The request >> Switch every "size-value-cell" in the records below to "value-cell" and leave everything else unchanged.

Record set >>
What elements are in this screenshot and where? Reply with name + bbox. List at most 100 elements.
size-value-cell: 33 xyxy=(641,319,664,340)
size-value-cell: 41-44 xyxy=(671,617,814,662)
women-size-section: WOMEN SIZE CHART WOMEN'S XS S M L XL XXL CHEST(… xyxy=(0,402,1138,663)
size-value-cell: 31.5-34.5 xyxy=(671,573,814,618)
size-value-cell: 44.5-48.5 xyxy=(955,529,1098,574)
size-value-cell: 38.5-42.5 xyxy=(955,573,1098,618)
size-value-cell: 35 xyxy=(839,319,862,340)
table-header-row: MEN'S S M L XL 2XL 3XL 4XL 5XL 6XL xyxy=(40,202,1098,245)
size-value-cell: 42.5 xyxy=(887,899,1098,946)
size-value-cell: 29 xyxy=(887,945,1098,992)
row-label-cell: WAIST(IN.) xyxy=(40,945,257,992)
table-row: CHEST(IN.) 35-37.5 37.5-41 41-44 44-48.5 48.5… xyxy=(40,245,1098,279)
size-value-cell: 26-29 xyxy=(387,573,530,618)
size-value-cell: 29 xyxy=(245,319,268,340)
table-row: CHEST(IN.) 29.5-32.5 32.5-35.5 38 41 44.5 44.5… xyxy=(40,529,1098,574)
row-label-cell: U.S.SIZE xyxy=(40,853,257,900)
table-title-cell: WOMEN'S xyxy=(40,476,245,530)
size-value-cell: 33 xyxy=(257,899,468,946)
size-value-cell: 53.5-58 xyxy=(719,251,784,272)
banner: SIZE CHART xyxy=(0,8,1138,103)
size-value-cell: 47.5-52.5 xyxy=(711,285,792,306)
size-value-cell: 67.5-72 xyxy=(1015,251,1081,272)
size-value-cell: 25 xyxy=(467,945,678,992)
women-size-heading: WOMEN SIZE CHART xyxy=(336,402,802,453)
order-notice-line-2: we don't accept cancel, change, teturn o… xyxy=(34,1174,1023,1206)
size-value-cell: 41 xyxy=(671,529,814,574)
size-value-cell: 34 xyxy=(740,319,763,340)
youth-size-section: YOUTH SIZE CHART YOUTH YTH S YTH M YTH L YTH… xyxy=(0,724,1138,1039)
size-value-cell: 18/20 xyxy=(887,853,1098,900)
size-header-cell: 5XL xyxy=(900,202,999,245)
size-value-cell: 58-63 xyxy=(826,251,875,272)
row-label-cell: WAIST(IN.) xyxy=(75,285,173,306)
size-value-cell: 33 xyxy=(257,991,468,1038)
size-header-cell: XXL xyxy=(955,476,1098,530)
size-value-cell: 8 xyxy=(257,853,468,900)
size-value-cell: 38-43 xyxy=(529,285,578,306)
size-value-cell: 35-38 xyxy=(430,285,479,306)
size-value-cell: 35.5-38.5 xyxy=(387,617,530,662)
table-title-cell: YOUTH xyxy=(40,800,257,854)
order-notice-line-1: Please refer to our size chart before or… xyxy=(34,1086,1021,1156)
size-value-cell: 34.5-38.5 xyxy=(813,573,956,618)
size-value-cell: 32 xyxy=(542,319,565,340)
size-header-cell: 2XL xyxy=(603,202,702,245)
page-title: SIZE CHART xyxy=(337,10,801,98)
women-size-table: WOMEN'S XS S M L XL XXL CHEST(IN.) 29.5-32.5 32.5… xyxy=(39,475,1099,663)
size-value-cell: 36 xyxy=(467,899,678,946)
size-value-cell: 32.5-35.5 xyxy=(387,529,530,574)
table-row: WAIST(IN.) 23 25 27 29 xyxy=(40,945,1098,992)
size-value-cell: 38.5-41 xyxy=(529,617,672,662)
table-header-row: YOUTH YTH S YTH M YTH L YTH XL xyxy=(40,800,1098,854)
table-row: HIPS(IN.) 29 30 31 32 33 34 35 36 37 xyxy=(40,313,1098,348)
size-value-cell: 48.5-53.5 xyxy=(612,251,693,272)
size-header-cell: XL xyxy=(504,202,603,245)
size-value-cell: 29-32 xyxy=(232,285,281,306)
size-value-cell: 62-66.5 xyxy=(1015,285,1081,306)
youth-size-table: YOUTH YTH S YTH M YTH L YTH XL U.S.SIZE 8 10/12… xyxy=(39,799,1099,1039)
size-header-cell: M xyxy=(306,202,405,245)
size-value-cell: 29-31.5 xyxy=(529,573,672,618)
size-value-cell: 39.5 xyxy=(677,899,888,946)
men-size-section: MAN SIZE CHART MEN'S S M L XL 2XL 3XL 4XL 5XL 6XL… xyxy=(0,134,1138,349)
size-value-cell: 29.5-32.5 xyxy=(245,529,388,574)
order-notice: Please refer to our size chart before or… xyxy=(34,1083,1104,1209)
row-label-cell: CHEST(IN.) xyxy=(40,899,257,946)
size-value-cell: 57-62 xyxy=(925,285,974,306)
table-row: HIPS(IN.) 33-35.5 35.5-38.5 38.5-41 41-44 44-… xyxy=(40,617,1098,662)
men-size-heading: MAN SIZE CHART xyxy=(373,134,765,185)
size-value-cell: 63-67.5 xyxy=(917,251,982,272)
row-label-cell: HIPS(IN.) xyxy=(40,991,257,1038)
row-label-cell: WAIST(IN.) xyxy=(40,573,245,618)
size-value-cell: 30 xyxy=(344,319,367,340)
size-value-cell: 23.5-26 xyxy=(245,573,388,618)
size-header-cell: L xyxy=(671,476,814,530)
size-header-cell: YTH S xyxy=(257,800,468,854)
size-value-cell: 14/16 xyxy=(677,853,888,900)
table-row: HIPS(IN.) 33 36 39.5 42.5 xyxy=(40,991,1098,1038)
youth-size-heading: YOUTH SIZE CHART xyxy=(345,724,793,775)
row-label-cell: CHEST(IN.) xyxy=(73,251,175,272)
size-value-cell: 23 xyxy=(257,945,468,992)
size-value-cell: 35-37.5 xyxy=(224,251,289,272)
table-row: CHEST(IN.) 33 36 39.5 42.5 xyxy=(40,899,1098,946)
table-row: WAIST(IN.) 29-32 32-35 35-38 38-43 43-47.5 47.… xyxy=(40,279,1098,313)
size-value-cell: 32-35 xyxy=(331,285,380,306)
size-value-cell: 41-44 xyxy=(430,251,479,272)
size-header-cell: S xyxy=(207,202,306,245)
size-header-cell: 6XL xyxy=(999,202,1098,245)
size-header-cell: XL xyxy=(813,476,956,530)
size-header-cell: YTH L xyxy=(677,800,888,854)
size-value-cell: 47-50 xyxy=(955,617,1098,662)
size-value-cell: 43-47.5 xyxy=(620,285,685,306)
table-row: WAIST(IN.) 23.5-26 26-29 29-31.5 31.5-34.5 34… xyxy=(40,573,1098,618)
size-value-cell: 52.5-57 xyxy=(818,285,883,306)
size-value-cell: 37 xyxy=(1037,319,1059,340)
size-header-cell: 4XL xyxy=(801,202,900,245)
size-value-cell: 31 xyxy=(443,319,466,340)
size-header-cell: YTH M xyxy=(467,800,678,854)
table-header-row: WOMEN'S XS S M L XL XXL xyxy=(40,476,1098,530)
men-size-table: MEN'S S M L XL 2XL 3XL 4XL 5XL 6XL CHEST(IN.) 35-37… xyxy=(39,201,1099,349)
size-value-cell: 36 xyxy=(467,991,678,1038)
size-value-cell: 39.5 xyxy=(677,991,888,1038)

Completed exercise >>
What elements are in this screenshot and where? Reply with name + bbox. List at most 100 elements.
value-cell: 33 xyxy=(641,319,664,340)
value-cell: 41-44 xyxy=(671,617,814,662)
women-size-section: WOMEN SIZE CHART WOMEN'S XS S M L XL XXL CHEST(… xyxy=(0,402,1138,663)
value-cell: 31.5-34.5 xyxy=(671,573,814,618)
value-cell: 44.5-48.5 xyxy=(955,529,1098,574)
value-cell: 38.5-42.5 xyxy=(955,573,1098,618)
value-cell: 35 xyxy=(839,319,862,340)
table-header-row: MEN'S S M L XL 2XL 3XL 4XL 5XL 6XL xyxy=(40,202,1098,245)
value-cell: 42.5 xyxy=(887,899,1098,946)
value-cell: 29 xyxy=(887,945,1098,992)
row-label-cell: WAIST(IN.) xyxy=(40,945,257,992)
table-row: CHEST(IN.) 35-37.5 37.5-41 41-44 44-48.5 48.5… xyxy=(40,245,1098,279)
value-cell: 26-29 xyxy=(387,573,530,618)
value-cell: 29 xyxy=(245,319,268,340)
table-row: CHEST(IN.) 29.5-32.5 32.5-35.5 38 41 44.5 44.5… xyxy=(40,529,1098,574)
row-label-cell: U.S.SIZE xyxy=(40,853,257,900)
table-title-cell: WOMEN'S xyxy=(40,476,245,530)
value-cell: 33 xyxy=(257,899,468,946)
value-cell: 53.5-58 xyxy=(719,251,784,272)
banner: SIZE CHART xyxy=(0,8,1138,103)
value-cell: 47.5-52.5 xyxy=(711,285,792,306)
value-cell: 67.5-72 xyxy=(1015,251,1081,272)
value-cell: 25 xyxy=(467,945,678,992)
women-size-heading: WOMEN SIZE CHART xyxy=(336,402,802,453)
order-notice-line-2: we don't accept cancel, change, teturn o… xyxy=(34,1174,1023,1206)
value-cell: 41 xyxy=(671,529,814,574)
value-cell: 34 xyxy=(740,319,763,340)
youth-size-section: YOUTH SIZE CHART YOUTH YTH S YTH M YTH L YTH… xyxy=(0,724,1138,1039)
value-cell: 18/20 xyxy=(887,853,1098,900)
size-header-cell: 5XL xyxy=(900,202,999,245)
value-cell: 58-63 xyxy=(826,251,875,272)
row-label-cell: WAIST(IN.) xyxy=(75,285,173,306)
value-cell: 33 xyxy=(257,991,468,1038)
size-header-cell: XXL xyxy=(955,476,1098,530)
value-cell: 8 xyxy=(257,853,468,900)
value-cell: 38-43 xyxy=(529,285,578,306)
value-cell: 35-38 xyxy=(430,285,479,306)
value-cell: 35.5-38.5 xyxy=(387,617,530,662)
table-title-cell: YOUTH xyxy=(40,800,257,854)
order-notice-line-1: Please refer to our size chart before or… xyxy=(34,1086,1021,1156)
value-cell: 34.5-38.5 xyxy=(813,573,956,618)
value-cell: 32 xyxy=(542,319,565,340)
size-header-cell: 2XL xyxy=(603,202,702,245)
page-title: SIZE CHART xyxy=(337,10,801,98)
women-size-table: WOMEN'S XS S M L XL XXL CHEST(IN.) 29.5-32.5 32.5… xyxy=(39,475,1099,663)
value-cell: 36 xyxy=(467,899,678,946)
value-cell: 32.5-35.5 xyxy=(387,529,530,574)
table-row: WAIST(IN.) 23 25 27 29 xyxy=(40,945,1098,992)
value-cell: 38.5-41 xyxy=(529,617,672,662)
table-header-row: YOUTH YTH S YTH M YTH L YTH XL xyxy=(40,800,1098,854)
table-row: HIPS(IN.) 29 30 31 32 33 34 35 36 37 xyxy=(40,313,1098,348)
value-cell: 48.5-53.5 xyxy=(612,251,693,272)
size-header-cell: XL xyxy=(504,202,603,245)
value-cell: 29-32 xyxy=(232,285,281,306)
value-cell: 62-66.5 xyxy=(1015,285,1081,306)
youth-size-table: YOUTH YTH S YTH M YTH L YTH XL U.S.SIZE 8 10/12… xyxy=(39,799,1099,1039)
size-header-cell: M xyxy=(306,202,405,245)
value-cell: 29-31.5 xyxy=(529,573,672,618)
value-cell: 39.5 xyxy=(677,899,888,946)
men-size-section: MAN SIZE CHART MEN'S S M L XL 2XL 3XL 4XL 5XL 6XL… xyxy=(0,134,1138,349)
value-cell: 29.5-32.5 xyxy=(245,529,388,574)
order-notice: Please refer to our size chart before or… xyxy=(34,1083,1104,1209)
row-label-cell: CHEST(IN.) xyxy=(40,899,257,946)
value-cell: 57-62 xyxy=(925,285,974,306)
table-row: HIPS(IN.) 33-35.5 35.5-38.5 38.5-41 41-44 44-… xyxy=(40,617,1098,662)
men-size-heading: MAN SIZE CHART xyxy=(373,134,765,185)
value-cell: 63-67.5 xyxy=(917,251,982,272)
row-label-cell: HIPS(IN.) xyxy=(40,991,257,1038)
row-label-cell: WAIST(IN.) xyxy=(40,573,245,618)
value-cell: 30 xyxy=(344,319,367,340)
value-cell: 23.5-26 xyxy=(245,573,388,618)
size-header-cell: L xyxy=(671,476,814,530)
size-header-cell: YTH S xyxy=(257,800,468,854)
value-cell: 14/16 xyxy=(677,853,888,900)
table-row: HIPS(IN.) 33 36 39.5 42.5 xyxy=(40,991,1098,1038)
youth-size-heading: YOUTH SIZE CHART xyxy=(345,724,793,775)
row-label-cell: CHEST(IN.) xyxy=(73,251,175,272)
value-cell: 23 xyxy=(257,945,468,992)
value-cell: 35-37.5 xyxy=(224,251,289,272)
table-row: CHEST(IN.) 33 36 39.5 42.5 xyxy=(40,899,1098,946)
table-row: WAIST(IN.) 29-32 32-35 35-38 38-43 43-47.5 47.… xyxy=(40,279,1098,313)
value-cell: 32-35 xyxy=(331,285,380,306)
value-cell: 41-44 xyxy=(430,251,479,272)
size-header-cell: S xyxy=(207,202,306,245)
size-header-cell: 6XL xyxy=(999,202,1098,245)
size-header-cell: XL xyxy=(813,476,956,530)
size-header-cell: YTH L xyxy=(677,800,888,854)
value-cell: 47-50 xyxy=(955,617,1098,662)
value-cell: 43-47.5 xyxy=(620,285,685,306)
table-row: WAIST(IN.) 23.5-26 26-29 29-31.5 31.5-34.5 34… xyxy=(40,573,1098,618)
value-cell: 52.5-57 xyxy=(818,285,883,306)
value-cell: 37 xyxy=(1037,319,1059,340)
size-header-cell: 4XL xyxy=(801,202,900,245)
value-cell: 31 xyxy=(443,319,466,340)
size-header-cell: YTH M xyxy=(467,800,678,854)
table-header-row: WOMEN'S XS S M L XL XXL xyxy=(40,476,1098,530)
men-size-table: MEN'S S M L XL 2XL 3XL 4XL 5XL 6XL CHEST(IN.) 35-37… xyxy=(39,201,1099,349)
value-cell: 36 xyxy=(467,991,678,1038)
value-cell: 39.5 xyxy=(677,991,888,1038)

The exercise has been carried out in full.